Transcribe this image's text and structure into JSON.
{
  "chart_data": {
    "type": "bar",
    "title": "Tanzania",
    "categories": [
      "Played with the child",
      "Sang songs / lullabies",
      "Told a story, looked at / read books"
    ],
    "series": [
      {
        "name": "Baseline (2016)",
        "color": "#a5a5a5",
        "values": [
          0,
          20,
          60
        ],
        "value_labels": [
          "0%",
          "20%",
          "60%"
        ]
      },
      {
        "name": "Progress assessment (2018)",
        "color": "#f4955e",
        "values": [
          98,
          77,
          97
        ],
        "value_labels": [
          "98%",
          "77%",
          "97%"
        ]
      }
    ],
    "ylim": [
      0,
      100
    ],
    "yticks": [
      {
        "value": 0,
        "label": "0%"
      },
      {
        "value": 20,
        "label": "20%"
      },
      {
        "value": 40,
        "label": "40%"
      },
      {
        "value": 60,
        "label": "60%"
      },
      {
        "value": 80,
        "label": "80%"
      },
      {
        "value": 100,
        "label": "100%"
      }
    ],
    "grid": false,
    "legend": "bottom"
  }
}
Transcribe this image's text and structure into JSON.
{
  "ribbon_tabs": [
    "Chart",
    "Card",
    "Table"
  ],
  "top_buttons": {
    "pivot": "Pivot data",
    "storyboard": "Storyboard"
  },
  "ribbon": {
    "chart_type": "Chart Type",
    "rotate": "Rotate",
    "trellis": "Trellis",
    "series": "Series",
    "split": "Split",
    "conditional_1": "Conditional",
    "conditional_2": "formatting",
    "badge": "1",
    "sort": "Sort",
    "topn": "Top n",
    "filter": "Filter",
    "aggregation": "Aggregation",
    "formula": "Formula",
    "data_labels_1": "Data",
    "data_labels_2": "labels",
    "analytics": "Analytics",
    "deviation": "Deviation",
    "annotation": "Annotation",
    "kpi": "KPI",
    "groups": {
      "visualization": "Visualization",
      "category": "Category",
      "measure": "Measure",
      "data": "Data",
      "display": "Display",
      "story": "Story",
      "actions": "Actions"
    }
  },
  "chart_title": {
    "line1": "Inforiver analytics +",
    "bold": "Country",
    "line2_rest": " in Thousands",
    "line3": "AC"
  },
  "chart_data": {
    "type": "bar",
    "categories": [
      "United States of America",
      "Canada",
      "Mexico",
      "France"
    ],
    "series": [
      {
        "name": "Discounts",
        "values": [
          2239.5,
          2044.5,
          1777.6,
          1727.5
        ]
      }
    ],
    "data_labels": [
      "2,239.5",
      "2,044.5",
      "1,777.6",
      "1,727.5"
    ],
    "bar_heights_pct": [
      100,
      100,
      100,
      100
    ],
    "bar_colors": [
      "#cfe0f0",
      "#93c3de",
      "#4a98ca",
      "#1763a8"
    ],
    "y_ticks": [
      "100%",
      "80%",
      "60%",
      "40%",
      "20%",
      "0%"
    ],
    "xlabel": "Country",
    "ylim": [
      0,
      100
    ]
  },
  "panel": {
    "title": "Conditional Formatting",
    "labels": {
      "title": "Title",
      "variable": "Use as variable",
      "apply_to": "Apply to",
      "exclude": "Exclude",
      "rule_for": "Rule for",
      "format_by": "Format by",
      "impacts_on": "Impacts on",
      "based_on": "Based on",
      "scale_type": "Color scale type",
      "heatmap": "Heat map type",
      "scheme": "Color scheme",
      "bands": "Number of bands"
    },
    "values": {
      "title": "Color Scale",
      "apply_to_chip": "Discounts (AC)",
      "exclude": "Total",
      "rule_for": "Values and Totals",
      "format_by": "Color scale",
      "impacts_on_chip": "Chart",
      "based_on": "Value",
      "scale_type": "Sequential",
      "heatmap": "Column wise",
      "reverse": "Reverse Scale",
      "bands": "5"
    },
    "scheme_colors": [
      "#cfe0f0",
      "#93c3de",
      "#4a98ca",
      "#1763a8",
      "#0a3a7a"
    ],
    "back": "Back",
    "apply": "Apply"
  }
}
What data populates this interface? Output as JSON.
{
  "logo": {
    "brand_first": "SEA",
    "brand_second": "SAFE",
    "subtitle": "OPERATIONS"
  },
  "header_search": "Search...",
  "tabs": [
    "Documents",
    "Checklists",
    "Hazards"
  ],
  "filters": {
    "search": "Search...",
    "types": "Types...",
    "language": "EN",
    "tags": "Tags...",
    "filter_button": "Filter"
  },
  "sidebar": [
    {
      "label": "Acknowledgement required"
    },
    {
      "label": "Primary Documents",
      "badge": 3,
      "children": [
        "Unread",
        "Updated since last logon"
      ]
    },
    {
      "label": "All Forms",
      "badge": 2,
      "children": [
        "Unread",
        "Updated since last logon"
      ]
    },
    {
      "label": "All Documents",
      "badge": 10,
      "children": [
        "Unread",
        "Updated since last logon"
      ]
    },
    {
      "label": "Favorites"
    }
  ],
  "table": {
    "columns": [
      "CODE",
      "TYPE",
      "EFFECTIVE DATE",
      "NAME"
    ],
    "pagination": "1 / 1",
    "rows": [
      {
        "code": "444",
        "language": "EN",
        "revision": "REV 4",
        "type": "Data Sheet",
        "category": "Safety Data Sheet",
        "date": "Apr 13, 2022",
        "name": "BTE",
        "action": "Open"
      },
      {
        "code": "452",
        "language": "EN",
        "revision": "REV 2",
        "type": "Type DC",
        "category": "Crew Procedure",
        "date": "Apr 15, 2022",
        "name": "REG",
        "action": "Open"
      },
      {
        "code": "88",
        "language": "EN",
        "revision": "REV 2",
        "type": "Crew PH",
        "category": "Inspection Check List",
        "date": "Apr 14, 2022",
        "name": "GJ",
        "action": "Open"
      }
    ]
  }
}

*****

■ WRITTEN EXERCISE
Copy out the material word for word and line for line.

■ SOLUTION FOR THIS EXERCISE
Transcribe this image's text and structure into JSON.
{
  "chart_data": {
    "type": "bar",
    "title": "Tanzania",
    "categories": [
      "Played with the child",
      "Sang songs / lullabies",
      "Told a story, looked at / read books"
    ],
    "series": [
      {
        "name": "Baseline (2016)",
        "color": "#a5a5a5",
        "values": [
          0,
          20,
          60
        ],
        "value_labels": [
          "0%",
          "20%",
          "60%"
        ]
      },
      {
        "name": "Progress assessment (2018)",
        "color": "#f4955e",
        "values": [
          98,
          77,
          97
        ],
        "value_labels": [
          "98%",
          "77%",
          "97%"
        ]
      }
    ],
    "ylim": [
      0,
      100
    ],
    "yticks": [
      {
        "value": 0,
        "label": "0%"
      },
      {
        "value": 20,
        "label": "20%"
      },
      {
        "value": 40,
        "label": "40%"
      },
      {
        "value": 60,
        "label": "60%"
      },
      {
        "value": 80,
        "label": "80%"
      },
      {
        "value": 100,
        "label": "100%"
      }
    ],
    "grid": false,
    "legend": "bottom"
  }
}
Transcribe this image's text and structure into JSON.
{
  "ribbon_tabs": [
    "Chart",
    "Card",
    "Table"
  ],
  "top_buttons": {
    "pivot": "Pivot data",
    "storyboard": "Storyboard"
  },
  "ribbon": {
    "chart_type": "Chart Type",
    "rotate": "Rotate",
    "trellis": "Trellis",
    "series": "Series",
    "split": "Split",
    "conditional_1": "Conditional",
    "conditional_2": "formatting",
    "badge": "1",
    "sort": "Sort",
    "topn": "Top n",
    "filter": "Filter",
    "aggregation": "Aggregation",
    "formula": "Formula",
    "data_labels_1": "Data",
    "data_labels_2": "labels",
    "analytics": "Analytics",
    "deviation": "Deviation",
    "annotation": "Annotation",
    "kpi": "KPI",
    "groups": {
      "visualization": "Visualization",
      "category": "Category",
      "measure": "Measure",
      "data": "Data",
      "display": "Display",
      "story": "Story",
      "actions": "Actions"
    }
  },
  "chart_title": {
    "line1": "Inforiver analytics +",
    "bold": "Country",
    "line2_rest": " in Thousands",
    "line3": "AC"
  },
  "chart_data": {
    "type": "bar",
    "categories": [
      "United States of America",
      "Canada",
      "Mexico",
      "France"
    ],
    "series": [
      {
        "name": "Discounts",
        "values": [
          2239.5,
          2044.5,
          1777.6,
          1727.5
        ]
      }
    ],
    "data_labels": [
      "2,239.5",
      "2,044.5",
      "1,777.6",
      "1,727.5"
    ],
    "bar_heights_pct": [
      100,
      100,
      100,
      100
    ],
    "bar_colors": [
      "#cfe0f0",
      "#93c3de",
      "#4a98ca",
      "#1763a8"
    ],
    "y_ticks": [
      "100%",
      "80%",
      "60%",
      "40%",
      "20%",
      "0%"
    ],
    "xlabel": "Country",
    "ylim": [
      0,
      100
    ]
  },
  "panel": {
    "title": "Conditional Formatting",
    "labels": {
      "title": "Title",
      "variable": "Use as variable",
      "apply_to": "Apply to",
      "exclude": "Exclude",
      "rule_for": "Rule for",
      "format_by": "Format by",
      "impacts_on": "Impacts on",
      "based_on": "Based on",
      "scale_type": "Color scale type",
      "heatmap": "Heat map type",
      "scheme": "Color scheme",
      "bands": "Number of bands"
    },
    "values": {
      "title": "Color Scale",
      "apply_to_chip": "Discounts (AC)",
      "exclude": "Total",
      "rule_for": "Values and Totals",
      "format_by": "Color scale",
      "impacts_on_chip": "Chart",
      "based_on": "Value",
      "scale_type": "Sequential",
      "heatmap": "Column wise",
      "reverse": "Reverse Scale",
      "bands": "5"
    },
    "scheme_colors": [
      "#cfe0f0",
      "#93c3de",
      "#4a98ca",
      "#1763a8",
      "#0a3a7a"
    ],
    "back": "Back",
    "apply": "Apply"
  }
}
What data populates this interface? Output as JSON.
{
  "logo": {
    "brand_first": "SEA",
    "brand_second": "SAFE",
    "subtitle": "OPERATIONS"
  },
  "header_search": "Search...",
  "tabs": [
    "Documents",
    "Checklists",
    "Hazards"
  ],
  "filters": {
    "search": "Search...",
    "types": "Types...",
    "language": "EN",
    "tags": "Tags...",
    "filter_button": "Filter"
  },
  "sidebar": [
    {
      "label": "Acknowledgement required"
    },
    {
      "label": "Primary Documents",
      "badge": 3,
      "children": [
        "Unread",
        "Updated since last logon"
      ]
    },
    {
      "label": "All Forms",
      "badge": 2,
      "children": [
        "Unread",
        "Updated since last logon"
      ]
    },
    {
      "label": "All Documents",
      "badge": 10,
      "children": [
        "Unread",
        "Updated since last logon"
      ]
    },
    {
      "label": "Favorites"
    }
  ],
  "table": {
    "columns": [
      "CODE",
      "TYPE",
      "EFFECTIVE DATE",
      "NAME"
    ],
    "pagination": "1 / 1",
    "rows": [
      {
        "code": "444",
        "language": "EN",
        "revision": "REV 4",
        "type": "Data Sheet",
        "category": "Safety Data Sheet",
        "date": "Apr 13, 2022",
        "name": "BTE",
        "action": "Open"
      },
      {
        "code": "452",
        "language": "EN",
        "revision": "REV 2",
        "type": "Type DC",
        "category": "Crew Procedure",
        "date": "Apr 15, 2022",
        "name": "REG",
        "action": "Open"
      },
      {
        "code": "88",
        "language": "EN",
        "revision": "REV 2",
        "type": "Crew PH",
        "category": "Inspection Check List",
        "date": "Apr 14, 2022",
        "name": "GJ",
        "action": "Open"
      }
    ]
  }
}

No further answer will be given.